_Dataset entries_
□ □ □ □ □

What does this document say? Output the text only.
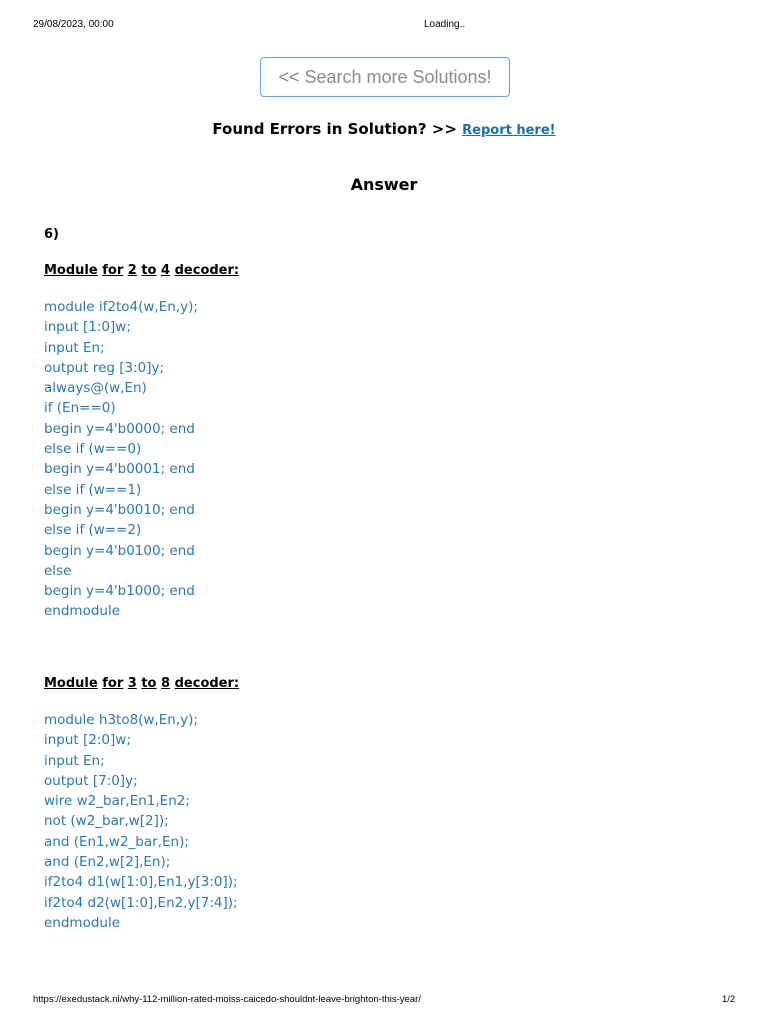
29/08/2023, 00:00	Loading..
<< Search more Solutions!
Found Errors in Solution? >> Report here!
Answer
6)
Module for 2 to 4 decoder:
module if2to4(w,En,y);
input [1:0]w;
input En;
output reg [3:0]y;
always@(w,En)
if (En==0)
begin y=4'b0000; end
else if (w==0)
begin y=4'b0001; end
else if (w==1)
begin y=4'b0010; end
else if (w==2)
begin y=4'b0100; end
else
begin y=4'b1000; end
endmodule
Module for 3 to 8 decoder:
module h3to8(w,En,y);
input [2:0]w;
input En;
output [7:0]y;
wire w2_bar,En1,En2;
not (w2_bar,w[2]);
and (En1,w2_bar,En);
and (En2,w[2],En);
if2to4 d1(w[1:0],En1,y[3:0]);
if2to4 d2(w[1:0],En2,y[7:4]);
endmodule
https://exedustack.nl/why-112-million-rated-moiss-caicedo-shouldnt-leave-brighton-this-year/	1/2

□ □ □ □ □

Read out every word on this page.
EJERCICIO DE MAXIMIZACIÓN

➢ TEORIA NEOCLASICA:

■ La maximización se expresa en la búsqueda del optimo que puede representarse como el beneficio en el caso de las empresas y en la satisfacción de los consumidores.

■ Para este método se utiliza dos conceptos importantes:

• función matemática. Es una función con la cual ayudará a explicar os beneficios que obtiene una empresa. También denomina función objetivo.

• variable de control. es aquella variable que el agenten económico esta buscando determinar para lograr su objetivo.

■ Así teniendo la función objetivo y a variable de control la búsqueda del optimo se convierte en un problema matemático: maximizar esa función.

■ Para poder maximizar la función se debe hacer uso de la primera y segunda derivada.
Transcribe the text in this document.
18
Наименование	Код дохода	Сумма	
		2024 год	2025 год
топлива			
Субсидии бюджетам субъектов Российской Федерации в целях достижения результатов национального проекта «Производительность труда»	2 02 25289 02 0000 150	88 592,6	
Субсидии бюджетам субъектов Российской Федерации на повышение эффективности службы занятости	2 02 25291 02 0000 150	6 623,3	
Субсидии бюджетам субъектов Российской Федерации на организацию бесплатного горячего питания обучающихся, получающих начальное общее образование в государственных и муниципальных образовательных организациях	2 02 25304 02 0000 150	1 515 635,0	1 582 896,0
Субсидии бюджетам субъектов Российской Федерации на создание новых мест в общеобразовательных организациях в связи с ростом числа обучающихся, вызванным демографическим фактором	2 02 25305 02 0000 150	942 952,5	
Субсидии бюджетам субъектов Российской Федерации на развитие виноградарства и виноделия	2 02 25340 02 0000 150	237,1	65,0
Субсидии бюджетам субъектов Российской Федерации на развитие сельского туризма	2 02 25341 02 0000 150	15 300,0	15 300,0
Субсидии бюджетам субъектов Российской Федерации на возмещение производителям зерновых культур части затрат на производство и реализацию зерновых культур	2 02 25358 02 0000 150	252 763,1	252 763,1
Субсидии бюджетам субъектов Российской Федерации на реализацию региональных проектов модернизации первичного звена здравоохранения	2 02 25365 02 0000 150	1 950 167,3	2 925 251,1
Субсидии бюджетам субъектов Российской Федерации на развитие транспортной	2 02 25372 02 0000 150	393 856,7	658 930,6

□ □ □ □ □

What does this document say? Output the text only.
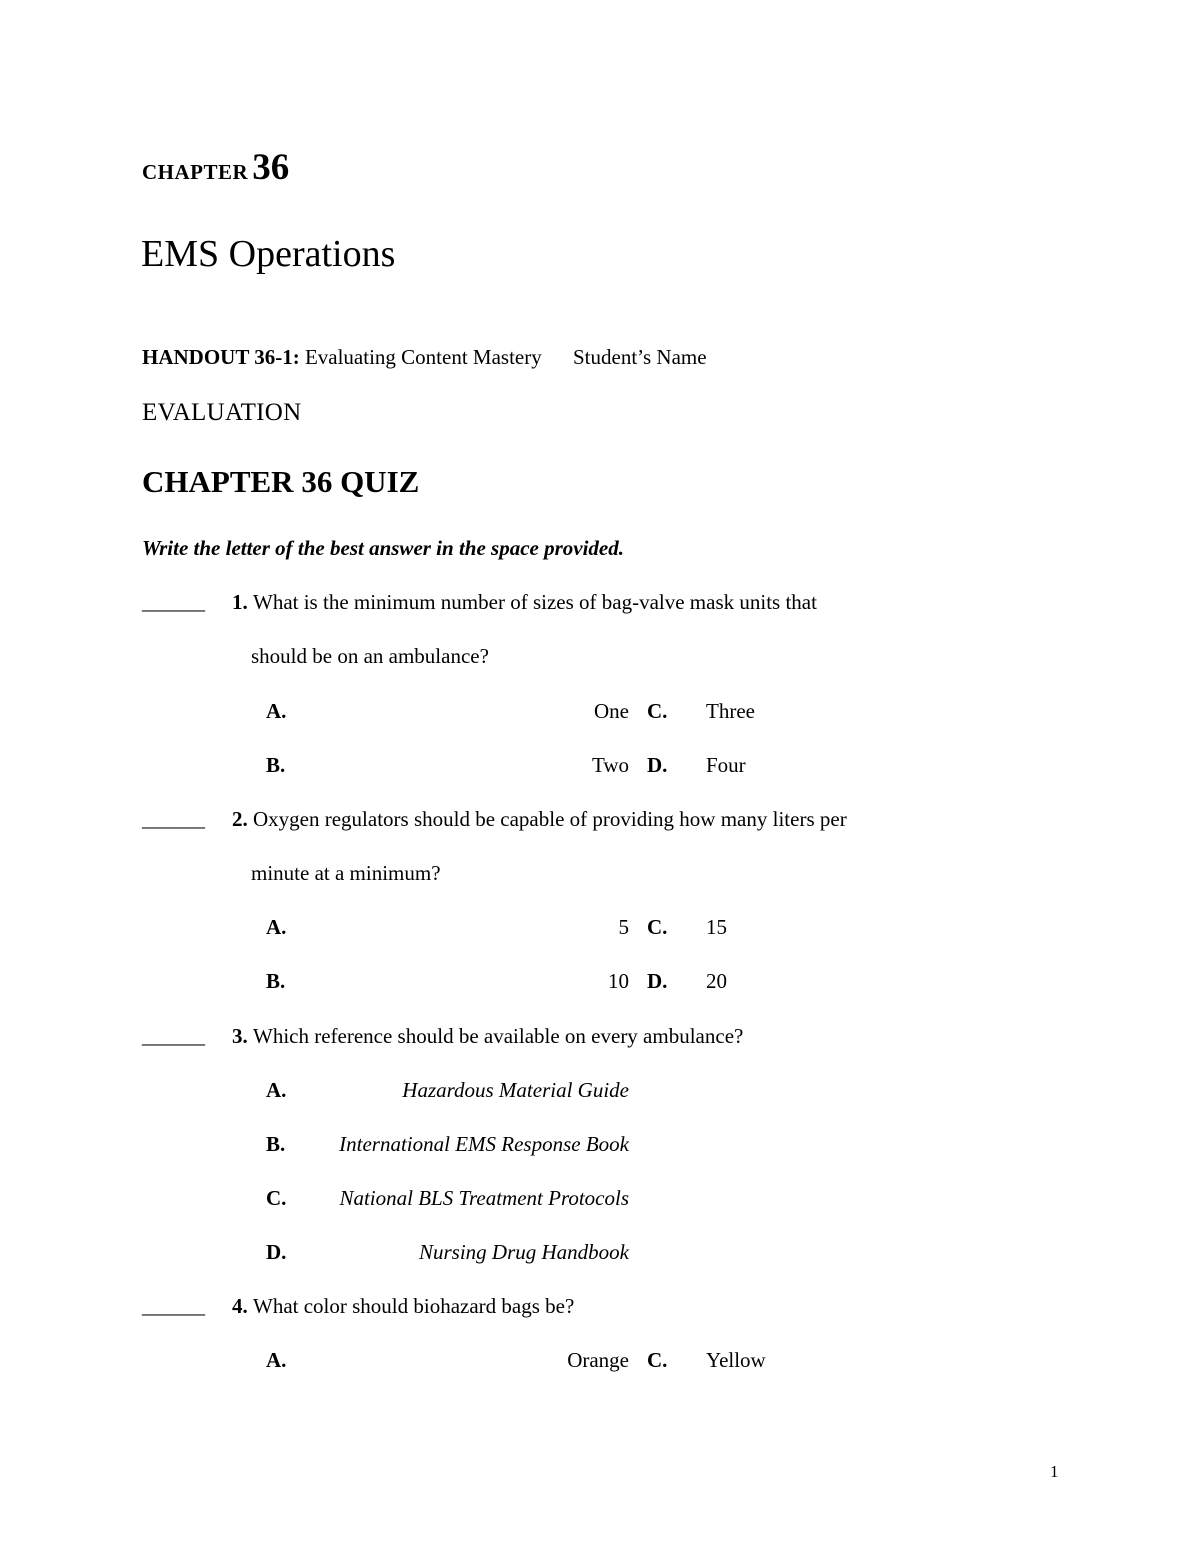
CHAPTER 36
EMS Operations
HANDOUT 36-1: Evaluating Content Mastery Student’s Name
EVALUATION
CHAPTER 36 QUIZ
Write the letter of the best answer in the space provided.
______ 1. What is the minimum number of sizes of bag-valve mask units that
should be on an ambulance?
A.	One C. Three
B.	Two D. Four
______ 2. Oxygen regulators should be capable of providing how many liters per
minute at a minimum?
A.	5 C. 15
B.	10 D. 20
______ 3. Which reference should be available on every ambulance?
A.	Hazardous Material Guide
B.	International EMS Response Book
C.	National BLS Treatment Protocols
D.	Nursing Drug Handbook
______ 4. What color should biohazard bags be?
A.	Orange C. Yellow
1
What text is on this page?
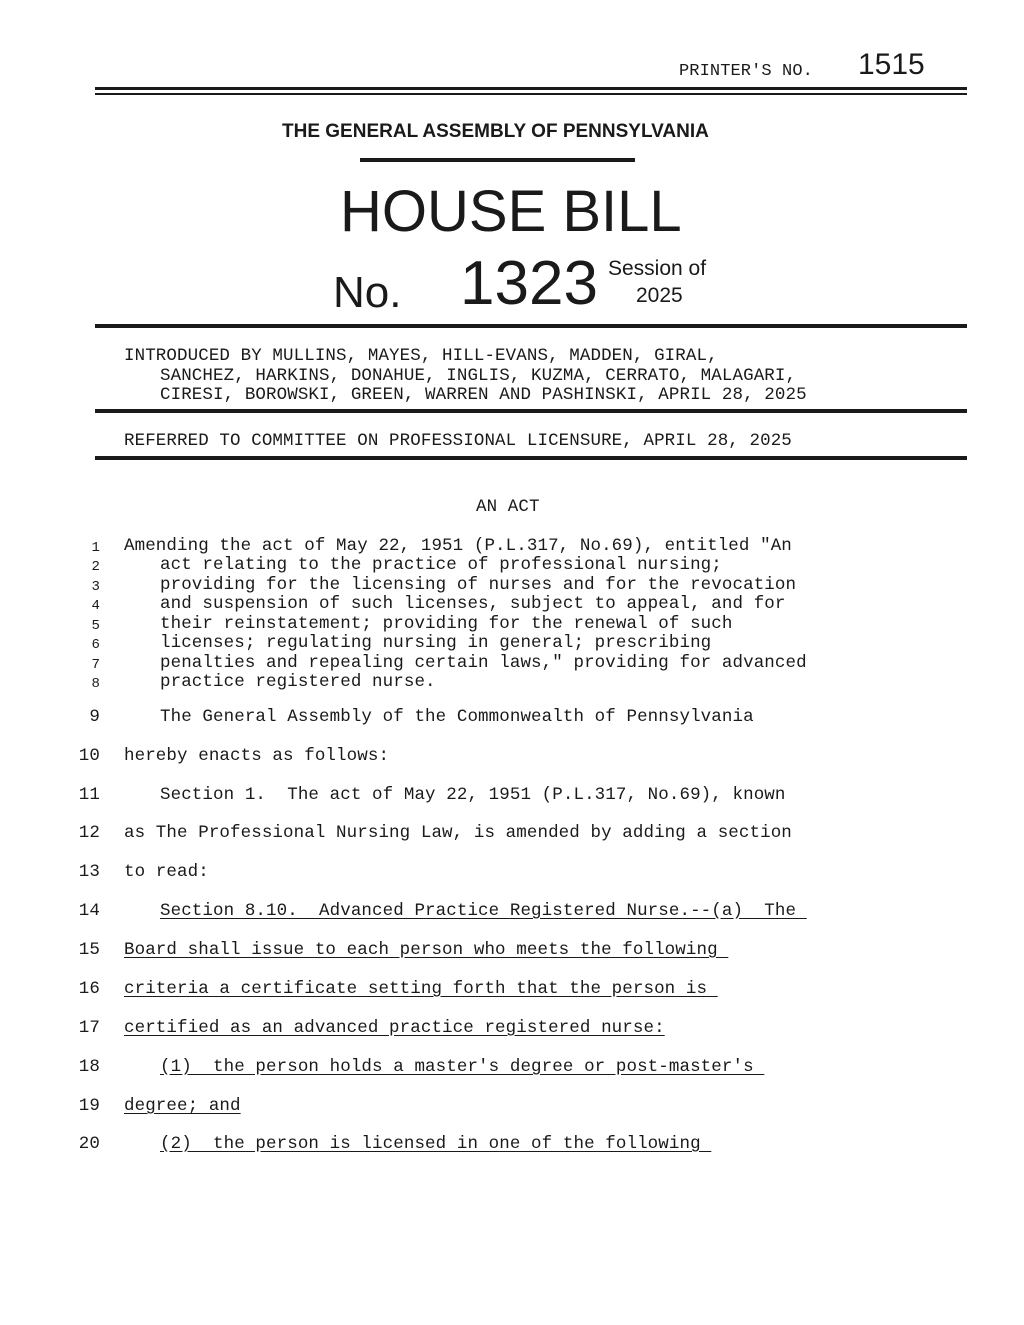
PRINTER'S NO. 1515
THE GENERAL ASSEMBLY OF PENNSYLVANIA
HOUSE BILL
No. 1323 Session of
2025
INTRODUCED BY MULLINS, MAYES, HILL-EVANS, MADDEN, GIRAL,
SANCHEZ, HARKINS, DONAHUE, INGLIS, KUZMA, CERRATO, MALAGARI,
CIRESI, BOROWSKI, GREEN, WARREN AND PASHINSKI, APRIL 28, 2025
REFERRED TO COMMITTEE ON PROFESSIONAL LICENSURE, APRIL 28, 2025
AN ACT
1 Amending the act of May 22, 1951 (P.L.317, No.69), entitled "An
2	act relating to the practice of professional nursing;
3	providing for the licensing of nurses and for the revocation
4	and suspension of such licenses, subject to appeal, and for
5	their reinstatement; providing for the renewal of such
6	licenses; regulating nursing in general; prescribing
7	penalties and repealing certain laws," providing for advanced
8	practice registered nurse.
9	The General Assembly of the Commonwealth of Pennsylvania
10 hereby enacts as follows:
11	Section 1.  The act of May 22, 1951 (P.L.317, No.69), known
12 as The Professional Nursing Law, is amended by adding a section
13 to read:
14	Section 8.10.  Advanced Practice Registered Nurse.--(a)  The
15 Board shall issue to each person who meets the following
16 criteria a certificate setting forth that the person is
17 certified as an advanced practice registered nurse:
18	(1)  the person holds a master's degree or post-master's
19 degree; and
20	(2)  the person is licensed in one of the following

□ □ □ □ □

_Requirement_
Look through the records and gather every line containing "begin".

_Solution for this exercise_
begin y=4'b0000; end
begin y=4'b0001; end
begin y=4'b0010; end
begin y=4'b0100; end
begin y=4'b1000; end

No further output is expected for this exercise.